• _WHAT IS EXPECTED_:
Work out how many lines in the entries below include the word "image". Give nothing but the number.

Records:
──────

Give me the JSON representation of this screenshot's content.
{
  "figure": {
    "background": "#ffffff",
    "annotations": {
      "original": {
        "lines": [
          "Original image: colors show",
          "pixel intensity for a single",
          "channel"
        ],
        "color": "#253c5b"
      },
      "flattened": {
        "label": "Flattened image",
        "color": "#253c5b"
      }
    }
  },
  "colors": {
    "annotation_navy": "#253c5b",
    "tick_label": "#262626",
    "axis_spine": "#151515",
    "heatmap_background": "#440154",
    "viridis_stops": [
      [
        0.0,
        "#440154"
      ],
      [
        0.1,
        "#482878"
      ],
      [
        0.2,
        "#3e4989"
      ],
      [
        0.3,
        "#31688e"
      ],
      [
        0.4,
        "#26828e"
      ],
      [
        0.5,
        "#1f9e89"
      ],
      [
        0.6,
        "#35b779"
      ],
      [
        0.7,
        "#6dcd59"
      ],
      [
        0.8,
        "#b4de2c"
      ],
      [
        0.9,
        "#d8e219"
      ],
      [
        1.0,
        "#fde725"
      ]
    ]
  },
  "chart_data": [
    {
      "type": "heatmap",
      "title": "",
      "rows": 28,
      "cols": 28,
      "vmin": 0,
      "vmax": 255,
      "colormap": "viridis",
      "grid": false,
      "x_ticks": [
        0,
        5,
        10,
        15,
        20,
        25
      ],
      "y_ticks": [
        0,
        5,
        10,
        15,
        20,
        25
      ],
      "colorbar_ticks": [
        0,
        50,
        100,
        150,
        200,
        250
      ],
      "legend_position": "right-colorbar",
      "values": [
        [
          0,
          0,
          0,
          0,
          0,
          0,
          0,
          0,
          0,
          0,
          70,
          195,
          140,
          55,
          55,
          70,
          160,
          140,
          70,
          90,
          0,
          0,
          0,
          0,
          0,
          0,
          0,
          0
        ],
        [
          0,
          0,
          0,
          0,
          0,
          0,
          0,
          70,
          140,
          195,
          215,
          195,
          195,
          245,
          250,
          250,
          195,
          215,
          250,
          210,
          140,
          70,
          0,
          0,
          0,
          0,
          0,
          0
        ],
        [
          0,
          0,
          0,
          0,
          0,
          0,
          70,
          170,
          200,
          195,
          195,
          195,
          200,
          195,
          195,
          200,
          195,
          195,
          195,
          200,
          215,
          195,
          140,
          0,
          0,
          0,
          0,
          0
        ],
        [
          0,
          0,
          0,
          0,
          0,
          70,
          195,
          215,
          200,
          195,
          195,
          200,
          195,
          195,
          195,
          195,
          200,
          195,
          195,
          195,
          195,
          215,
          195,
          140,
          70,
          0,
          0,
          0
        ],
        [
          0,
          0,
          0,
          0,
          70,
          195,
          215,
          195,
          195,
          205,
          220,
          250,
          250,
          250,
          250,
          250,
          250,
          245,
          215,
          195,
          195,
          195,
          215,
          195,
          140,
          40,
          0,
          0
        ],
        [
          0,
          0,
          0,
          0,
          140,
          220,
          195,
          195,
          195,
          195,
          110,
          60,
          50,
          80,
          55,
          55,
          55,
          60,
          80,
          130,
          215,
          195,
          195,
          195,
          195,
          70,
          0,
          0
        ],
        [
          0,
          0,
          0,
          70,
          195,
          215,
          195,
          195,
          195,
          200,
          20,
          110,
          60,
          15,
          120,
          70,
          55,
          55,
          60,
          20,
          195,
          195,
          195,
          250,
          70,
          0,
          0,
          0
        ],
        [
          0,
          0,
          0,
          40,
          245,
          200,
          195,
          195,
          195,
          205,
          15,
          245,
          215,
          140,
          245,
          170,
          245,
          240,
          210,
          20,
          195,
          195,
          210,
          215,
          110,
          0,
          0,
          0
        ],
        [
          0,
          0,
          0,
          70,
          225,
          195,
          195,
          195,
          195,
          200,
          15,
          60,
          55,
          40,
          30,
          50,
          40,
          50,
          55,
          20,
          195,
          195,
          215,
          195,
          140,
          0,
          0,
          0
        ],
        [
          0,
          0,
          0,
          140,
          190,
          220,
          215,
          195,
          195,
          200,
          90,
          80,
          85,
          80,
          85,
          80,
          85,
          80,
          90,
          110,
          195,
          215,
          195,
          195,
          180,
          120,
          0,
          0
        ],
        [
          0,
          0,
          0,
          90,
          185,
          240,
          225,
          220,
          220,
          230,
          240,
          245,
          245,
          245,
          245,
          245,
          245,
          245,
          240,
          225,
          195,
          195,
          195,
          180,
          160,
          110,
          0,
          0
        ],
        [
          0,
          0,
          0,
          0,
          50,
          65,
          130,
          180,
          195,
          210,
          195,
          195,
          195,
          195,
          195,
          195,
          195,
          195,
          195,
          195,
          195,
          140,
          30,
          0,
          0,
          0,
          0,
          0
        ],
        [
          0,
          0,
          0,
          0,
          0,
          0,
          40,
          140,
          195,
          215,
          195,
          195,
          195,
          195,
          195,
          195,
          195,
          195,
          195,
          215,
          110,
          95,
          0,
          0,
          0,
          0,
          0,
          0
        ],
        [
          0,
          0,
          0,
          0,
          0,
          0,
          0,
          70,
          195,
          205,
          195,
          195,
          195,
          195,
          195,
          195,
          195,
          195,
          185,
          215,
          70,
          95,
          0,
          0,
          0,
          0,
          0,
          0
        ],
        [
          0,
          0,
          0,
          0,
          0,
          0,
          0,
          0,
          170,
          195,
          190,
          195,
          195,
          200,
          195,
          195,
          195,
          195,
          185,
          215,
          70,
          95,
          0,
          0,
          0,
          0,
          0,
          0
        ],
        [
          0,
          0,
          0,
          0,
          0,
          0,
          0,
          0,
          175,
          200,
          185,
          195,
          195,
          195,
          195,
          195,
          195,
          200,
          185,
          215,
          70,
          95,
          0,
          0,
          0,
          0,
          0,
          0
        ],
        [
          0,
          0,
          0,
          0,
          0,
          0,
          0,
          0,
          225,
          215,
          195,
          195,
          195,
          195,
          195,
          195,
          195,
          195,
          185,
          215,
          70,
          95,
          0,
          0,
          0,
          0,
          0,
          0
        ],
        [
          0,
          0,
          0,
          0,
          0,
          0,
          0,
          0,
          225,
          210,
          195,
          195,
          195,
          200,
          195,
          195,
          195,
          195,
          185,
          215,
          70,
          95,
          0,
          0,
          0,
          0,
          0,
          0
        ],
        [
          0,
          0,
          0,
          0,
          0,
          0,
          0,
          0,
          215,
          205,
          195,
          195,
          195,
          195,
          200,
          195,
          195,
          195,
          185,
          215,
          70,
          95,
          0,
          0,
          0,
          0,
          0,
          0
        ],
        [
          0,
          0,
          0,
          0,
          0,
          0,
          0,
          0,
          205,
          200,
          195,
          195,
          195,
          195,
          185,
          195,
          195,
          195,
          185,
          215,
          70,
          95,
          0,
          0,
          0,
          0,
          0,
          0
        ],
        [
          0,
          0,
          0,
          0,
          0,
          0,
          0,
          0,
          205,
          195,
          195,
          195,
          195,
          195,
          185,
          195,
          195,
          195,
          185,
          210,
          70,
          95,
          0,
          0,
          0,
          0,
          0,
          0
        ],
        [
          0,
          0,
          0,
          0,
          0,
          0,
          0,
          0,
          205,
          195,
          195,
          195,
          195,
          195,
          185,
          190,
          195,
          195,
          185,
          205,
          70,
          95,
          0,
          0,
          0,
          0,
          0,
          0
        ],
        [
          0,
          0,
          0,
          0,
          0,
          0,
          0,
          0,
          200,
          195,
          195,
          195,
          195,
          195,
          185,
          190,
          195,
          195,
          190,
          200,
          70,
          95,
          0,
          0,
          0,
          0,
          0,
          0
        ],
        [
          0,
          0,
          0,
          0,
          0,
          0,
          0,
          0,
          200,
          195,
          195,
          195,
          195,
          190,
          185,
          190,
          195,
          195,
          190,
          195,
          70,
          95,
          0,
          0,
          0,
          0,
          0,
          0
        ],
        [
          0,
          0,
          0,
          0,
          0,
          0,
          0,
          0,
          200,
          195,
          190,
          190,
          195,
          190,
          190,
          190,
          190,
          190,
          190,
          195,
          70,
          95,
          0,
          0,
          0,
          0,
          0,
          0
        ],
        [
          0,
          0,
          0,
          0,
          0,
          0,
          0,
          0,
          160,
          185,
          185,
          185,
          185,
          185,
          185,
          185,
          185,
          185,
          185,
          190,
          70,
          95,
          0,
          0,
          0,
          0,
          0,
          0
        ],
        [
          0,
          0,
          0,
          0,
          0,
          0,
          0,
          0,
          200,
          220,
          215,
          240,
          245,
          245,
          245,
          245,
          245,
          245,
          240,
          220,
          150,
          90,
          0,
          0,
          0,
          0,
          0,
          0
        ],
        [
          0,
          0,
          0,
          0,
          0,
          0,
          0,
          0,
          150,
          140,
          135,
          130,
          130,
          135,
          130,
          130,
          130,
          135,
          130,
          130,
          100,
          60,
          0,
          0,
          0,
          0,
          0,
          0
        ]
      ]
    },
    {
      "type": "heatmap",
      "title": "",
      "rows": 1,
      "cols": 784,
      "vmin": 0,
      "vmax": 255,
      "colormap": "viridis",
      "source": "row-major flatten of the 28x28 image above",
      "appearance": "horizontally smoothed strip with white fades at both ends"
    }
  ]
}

──────

• _TASK RESULT_:
3